(Stored entries)
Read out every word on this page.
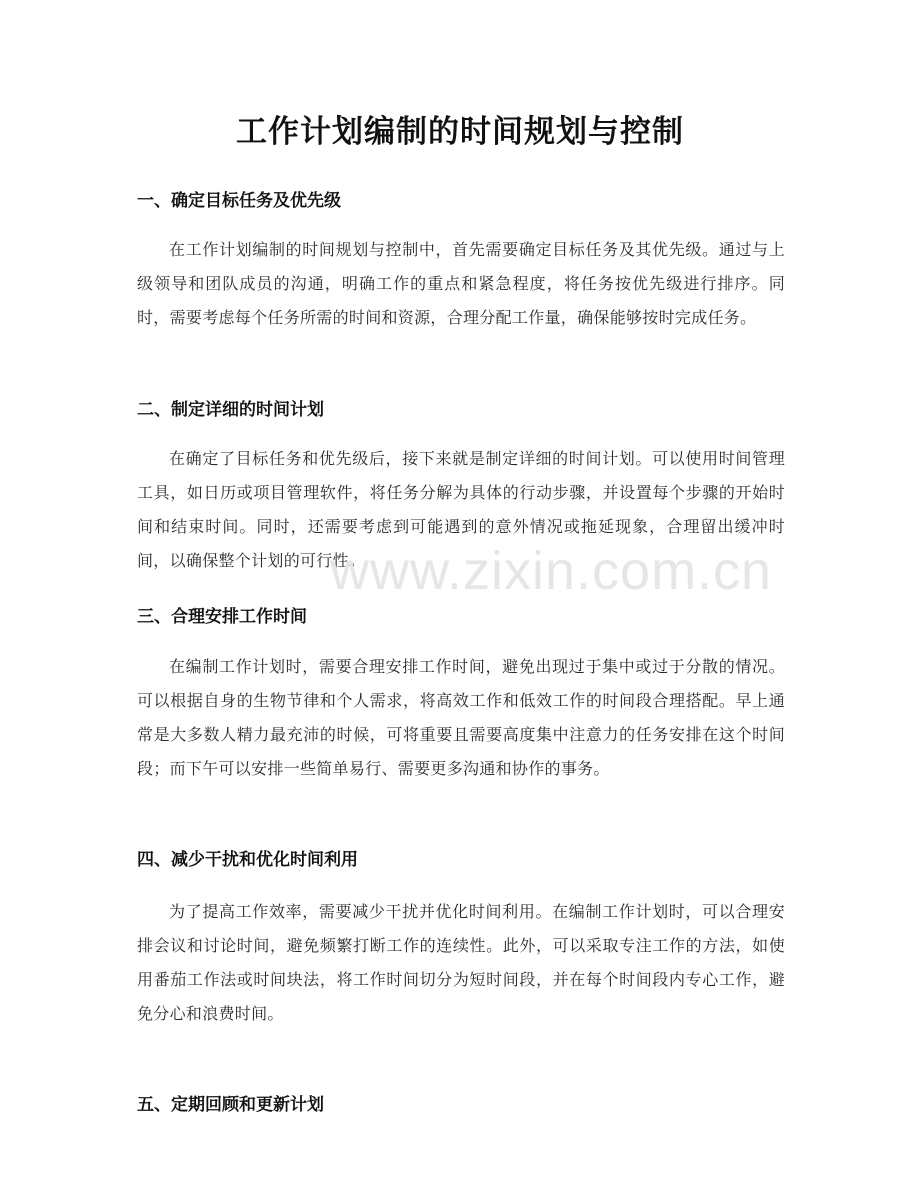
工作计划编制的时间规划与控制
一、确定目标任务及优先级
在工作计划编制的时间规划与控制中，首先需要确定目标任务及其优先级。通过与上级领导和团队成员的沟通，明确工作的重点和紧急程度，将任务按优先级进行排序。同时，需要考虑每个任务所需的时间和资源，合理分配工作量，确保能够按时完成任务。
二、制定详细的时间计划
在确定了目标任务和优先级后，接下来就是制定详细的时间计划。可以使用时间管理工具，如日历或项目管理软件，将任务分解为具体的行动步骤，并设置每个步骤的开始时间和结束时间。同时，还需要考虑到可能遇到的意外情况或拖延现象，合理留出缓冲时间，以确保整个计划的可行性。
三、合理安排工作时间
在编制工作计划时，需要合理安排工作时间，避免出现过于集中或过于分散的情况。可以根据自身的生物节律和个人需求，将高效工作和低效工作的时间段合理搭配。早上通常是大多数人精力最充沛的时候，可将重要且需要高度集中注意力的任务安排在这个时间段；而下午可以安排一些简单易行、需要更多沟通和协作的事务。
四、减少干扰和优化时间利用
为了提高工作效率，需要减少干扰并优化时间利用。在编制工作计划时，可以合理安排会议和讨论时间，避免频繁打断工作的连续性。此外，可以采取专注工作的方法，如使用番茄工作法或时间块法，将工作时间切分为短时间段，并在每个时间段内专心工作，避免分心和浪费时间。
五、定期回顾和更新计划
www.zixin.com.cn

WORK INSTRUCTIONS: Set every line down exactly as written, leaving each picture out.

REPLY:
Read out every word on this page.
工作计划编制的时间规划与控制
一、确定目标任务及优先级
在工作计划编制的时间规划与控制中，首先需要确定目标任务及其优先级。通过与上级领导和团队成员的沟通，明确工作的重点和紧急程度，将任务按优先级进行排序。同时，需要考虑每个任务所需的时间和资源，合理分配工作量，确保能够按时完成任务。
二、制定详细的时间计划
在确定了目标任务和优先级后，接下来就是制定详细的时间计划。可以使用时间管理工具，如日历或项目管理软件，将任务分解为具体的行动步骤，并设置每个步骤的开始时间和结束时间。同时，还需要考虑到可能遇到的意外情况或拖延现象，合理留出缓冲时间，以确保整个计划的可行性。
三、合理安排工作时间
在编制工作计划时，需要合理安排工作时间，避免出现过于集中或过于分散的情况。可以根据自身的生物节律和个人需求，将高效工作和低效工作的时间段合理搭配。早上通常是大多数人精力最充沛的时候，可将重要且需要高度集中注意力的任务安排在这个时间段；而下午可以安排一些简单易行、需要更多沟通和协作的事务。
四、减少干扰和优化时间利用
为了提高工作效率，需要减少干扰并优化时间利用。在编制工作计划时，可以合理安排会议和讨论时间，避免频繁打断工作的连续性。此外，可以采取专注工作的方法，如使用番茄工作法或时间块法，将工作时间切分为短时间段，并在每个时间段内专心工作，避免分心和浪费时间。
五、定期回顾和更新计划
www.zixin.com.cn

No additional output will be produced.